> [Task item] Report each line of the entries that contains the word "genitales", copied in full.

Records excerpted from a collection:
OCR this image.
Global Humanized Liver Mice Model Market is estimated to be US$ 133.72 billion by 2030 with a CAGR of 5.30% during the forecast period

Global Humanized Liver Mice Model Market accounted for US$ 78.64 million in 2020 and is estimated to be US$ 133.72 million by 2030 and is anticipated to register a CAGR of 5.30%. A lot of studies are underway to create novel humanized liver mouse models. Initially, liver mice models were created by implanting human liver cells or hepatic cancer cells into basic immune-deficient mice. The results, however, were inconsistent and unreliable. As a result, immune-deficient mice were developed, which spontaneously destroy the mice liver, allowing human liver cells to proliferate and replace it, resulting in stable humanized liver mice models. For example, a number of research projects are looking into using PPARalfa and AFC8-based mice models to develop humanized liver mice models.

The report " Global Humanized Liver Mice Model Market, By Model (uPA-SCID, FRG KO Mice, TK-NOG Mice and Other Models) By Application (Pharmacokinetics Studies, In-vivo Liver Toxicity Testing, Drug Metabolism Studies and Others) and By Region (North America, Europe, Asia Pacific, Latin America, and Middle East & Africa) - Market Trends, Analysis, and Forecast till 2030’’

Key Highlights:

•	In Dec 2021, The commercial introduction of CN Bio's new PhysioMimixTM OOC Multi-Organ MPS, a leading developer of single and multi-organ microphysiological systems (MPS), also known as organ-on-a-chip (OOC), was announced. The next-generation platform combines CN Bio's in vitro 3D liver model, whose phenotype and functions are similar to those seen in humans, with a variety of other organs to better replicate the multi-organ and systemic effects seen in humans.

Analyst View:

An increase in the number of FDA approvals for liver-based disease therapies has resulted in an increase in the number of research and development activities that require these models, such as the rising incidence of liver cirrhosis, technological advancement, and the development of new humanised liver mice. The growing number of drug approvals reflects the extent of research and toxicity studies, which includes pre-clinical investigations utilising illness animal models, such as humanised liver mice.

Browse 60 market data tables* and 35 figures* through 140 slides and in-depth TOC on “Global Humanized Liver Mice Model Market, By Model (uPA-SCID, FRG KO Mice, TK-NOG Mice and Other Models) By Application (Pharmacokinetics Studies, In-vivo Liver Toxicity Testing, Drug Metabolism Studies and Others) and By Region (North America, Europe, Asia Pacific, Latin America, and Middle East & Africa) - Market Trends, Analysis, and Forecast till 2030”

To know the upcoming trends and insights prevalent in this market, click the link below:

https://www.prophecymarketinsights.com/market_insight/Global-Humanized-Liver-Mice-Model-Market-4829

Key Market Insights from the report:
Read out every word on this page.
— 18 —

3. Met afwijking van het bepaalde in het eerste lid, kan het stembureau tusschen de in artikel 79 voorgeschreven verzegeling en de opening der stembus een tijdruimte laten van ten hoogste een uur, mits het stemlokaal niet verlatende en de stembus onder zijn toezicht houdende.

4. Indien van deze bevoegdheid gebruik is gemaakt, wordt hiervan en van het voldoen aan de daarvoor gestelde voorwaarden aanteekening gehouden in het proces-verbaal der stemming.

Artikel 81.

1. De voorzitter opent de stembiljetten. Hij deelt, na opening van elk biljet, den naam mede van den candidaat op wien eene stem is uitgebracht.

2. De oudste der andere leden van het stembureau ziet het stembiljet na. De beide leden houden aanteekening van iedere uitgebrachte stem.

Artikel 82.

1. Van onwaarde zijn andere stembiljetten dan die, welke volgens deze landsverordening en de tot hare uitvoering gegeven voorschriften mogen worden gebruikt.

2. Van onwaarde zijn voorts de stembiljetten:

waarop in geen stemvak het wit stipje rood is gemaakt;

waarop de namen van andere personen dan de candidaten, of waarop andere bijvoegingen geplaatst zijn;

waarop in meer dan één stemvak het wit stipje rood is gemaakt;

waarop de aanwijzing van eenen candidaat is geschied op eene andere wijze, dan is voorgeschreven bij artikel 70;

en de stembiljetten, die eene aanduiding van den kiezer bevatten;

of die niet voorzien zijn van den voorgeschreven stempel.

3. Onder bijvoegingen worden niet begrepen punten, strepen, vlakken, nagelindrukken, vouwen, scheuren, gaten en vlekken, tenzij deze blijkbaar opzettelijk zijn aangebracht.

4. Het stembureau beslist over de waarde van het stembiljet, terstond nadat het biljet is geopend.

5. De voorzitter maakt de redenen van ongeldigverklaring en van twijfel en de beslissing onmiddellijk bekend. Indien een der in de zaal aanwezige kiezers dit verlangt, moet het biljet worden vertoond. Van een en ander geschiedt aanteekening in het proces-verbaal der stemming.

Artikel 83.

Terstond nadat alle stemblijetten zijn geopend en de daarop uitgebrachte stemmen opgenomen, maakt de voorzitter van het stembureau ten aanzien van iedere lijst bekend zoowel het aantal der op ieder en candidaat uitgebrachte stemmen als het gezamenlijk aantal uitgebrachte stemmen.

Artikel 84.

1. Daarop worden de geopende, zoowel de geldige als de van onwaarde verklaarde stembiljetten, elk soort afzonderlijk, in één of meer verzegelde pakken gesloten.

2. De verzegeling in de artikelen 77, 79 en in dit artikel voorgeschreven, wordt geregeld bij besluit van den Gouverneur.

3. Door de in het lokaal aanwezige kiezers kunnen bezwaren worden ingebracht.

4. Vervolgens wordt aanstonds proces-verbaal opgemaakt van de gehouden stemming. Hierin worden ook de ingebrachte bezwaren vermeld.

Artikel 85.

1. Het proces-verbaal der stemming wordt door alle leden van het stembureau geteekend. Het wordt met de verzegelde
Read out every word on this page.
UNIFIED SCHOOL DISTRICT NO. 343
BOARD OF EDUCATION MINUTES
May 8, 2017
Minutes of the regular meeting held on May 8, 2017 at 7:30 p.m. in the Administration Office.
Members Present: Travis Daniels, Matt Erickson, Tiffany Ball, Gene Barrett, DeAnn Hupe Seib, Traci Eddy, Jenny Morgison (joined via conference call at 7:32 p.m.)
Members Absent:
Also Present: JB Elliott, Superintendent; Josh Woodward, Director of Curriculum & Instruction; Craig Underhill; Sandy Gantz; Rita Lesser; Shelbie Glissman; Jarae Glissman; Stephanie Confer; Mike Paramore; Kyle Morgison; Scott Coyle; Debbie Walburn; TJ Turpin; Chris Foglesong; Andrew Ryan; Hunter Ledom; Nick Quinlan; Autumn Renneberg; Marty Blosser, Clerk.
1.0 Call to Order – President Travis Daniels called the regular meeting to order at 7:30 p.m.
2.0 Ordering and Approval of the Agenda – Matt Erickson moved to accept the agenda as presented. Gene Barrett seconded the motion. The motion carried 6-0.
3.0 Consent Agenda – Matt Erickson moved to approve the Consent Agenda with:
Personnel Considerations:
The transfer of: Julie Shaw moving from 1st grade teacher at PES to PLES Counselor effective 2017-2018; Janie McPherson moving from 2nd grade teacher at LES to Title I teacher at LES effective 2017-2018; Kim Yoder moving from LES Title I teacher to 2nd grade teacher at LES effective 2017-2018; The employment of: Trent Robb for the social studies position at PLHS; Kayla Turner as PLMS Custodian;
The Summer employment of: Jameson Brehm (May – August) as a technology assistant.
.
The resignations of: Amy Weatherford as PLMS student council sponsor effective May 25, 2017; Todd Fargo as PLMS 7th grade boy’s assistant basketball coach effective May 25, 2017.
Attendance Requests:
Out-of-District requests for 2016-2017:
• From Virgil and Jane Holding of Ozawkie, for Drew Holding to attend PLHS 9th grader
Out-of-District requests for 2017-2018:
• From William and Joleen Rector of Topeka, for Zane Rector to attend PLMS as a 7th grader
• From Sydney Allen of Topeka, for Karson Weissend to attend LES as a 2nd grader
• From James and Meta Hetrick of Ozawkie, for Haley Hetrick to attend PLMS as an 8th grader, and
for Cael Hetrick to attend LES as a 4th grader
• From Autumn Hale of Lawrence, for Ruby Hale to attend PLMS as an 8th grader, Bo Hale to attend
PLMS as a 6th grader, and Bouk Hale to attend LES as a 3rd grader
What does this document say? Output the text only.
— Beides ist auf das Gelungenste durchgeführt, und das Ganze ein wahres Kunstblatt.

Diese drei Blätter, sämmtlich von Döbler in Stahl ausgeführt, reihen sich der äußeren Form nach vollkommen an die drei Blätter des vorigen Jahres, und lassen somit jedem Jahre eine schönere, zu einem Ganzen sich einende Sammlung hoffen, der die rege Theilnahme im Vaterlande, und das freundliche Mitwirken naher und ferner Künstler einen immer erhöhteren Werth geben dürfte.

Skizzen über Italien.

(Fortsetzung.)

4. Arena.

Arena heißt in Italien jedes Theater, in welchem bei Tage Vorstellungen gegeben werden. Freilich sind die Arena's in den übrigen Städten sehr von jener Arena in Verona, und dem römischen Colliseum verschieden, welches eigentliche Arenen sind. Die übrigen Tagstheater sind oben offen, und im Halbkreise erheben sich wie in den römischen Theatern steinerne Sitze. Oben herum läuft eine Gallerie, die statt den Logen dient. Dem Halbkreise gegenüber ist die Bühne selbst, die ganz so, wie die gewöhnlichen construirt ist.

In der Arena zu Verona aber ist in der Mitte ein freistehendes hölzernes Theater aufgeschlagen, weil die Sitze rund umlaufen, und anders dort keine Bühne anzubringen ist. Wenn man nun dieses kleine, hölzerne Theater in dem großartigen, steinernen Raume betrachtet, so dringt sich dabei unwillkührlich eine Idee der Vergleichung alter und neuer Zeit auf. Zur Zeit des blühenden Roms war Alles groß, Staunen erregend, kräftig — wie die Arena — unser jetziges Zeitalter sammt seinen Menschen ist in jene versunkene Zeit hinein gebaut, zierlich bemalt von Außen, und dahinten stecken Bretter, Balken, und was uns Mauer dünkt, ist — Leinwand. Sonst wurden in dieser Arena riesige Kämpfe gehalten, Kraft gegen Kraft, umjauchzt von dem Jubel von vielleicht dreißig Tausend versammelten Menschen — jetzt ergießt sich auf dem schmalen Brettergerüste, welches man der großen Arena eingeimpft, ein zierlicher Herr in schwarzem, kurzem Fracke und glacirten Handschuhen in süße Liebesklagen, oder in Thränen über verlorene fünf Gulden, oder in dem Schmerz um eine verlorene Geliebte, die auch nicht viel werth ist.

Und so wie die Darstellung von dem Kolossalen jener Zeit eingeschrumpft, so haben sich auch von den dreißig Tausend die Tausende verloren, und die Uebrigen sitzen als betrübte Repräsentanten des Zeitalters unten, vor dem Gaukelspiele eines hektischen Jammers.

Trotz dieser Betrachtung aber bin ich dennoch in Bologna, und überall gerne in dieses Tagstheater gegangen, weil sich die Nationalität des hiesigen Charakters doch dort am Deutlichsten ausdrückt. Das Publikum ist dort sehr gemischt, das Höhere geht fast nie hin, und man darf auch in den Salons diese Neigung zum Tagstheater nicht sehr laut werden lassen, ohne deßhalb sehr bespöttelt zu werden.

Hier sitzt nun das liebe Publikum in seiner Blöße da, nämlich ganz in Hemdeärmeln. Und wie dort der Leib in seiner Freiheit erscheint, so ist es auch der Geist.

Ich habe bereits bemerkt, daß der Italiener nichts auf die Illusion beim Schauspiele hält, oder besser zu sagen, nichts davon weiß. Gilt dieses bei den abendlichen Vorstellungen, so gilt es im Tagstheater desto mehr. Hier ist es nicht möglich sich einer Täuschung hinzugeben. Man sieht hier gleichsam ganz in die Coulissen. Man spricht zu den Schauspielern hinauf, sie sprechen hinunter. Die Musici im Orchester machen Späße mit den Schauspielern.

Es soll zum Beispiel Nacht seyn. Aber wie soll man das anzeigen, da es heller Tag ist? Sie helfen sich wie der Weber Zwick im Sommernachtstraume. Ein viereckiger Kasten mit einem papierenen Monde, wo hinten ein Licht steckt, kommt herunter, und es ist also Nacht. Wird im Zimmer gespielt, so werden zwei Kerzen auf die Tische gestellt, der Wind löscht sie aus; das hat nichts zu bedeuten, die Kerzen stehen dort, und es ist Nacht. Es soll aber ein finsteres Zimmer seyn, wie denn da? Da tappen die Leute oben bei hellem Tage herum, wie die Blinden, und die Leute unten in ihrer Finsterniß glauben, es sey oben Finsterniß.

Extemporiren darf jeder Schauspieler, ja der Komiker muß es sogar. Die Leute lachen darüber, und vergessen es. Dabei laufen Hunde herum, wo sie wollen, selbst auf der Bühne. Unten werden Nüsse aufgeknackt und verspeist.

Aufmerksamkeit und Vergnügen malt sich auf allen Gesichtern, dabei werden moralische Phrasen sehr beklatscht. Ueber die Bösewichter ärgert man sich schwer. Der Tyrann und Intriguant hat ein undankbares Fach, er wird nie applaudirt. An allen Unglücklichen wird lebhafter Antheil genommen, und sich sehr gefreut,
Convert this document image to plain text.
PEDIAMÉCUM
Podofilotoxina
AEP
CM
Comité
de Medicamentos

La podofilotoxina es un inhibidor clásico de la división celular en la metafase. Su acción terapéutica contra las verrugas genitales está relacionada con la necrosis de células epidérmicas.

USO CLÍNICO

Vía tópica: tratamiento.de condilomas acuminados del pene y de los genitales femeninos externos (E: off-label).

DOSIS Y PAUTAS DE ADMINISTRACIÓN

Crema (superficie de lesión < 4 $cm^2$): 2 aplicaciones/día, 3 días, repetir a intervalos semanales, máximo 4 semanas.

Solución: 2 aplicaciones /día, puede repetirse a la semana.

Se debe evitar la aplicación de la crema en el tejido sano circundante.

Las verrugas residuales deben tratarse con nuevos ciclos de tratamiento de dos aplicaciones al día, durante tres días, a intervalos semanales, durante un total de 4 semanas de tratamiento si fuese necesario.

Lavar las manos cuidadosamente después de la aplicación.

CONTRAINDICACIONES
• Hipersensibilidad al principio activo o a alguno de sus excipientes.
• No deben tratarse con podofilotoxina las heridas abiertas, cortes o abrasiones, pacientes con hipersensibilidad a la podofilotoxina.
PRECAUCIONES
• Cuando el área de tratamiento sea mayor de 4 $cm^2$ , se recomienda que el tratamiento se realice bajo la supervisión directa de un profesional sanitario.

> [Your response]
La podofilotoxina es un inhibidor clásico de la división celular en la metafase. Su acción terapéutica contra las verrugas genitales está relacionada con la necrosis de células epidérmicas.
Vía tópica: tratamiento.de condilomas acuminados del pene y de los genitales femeninos externos (E: off-label).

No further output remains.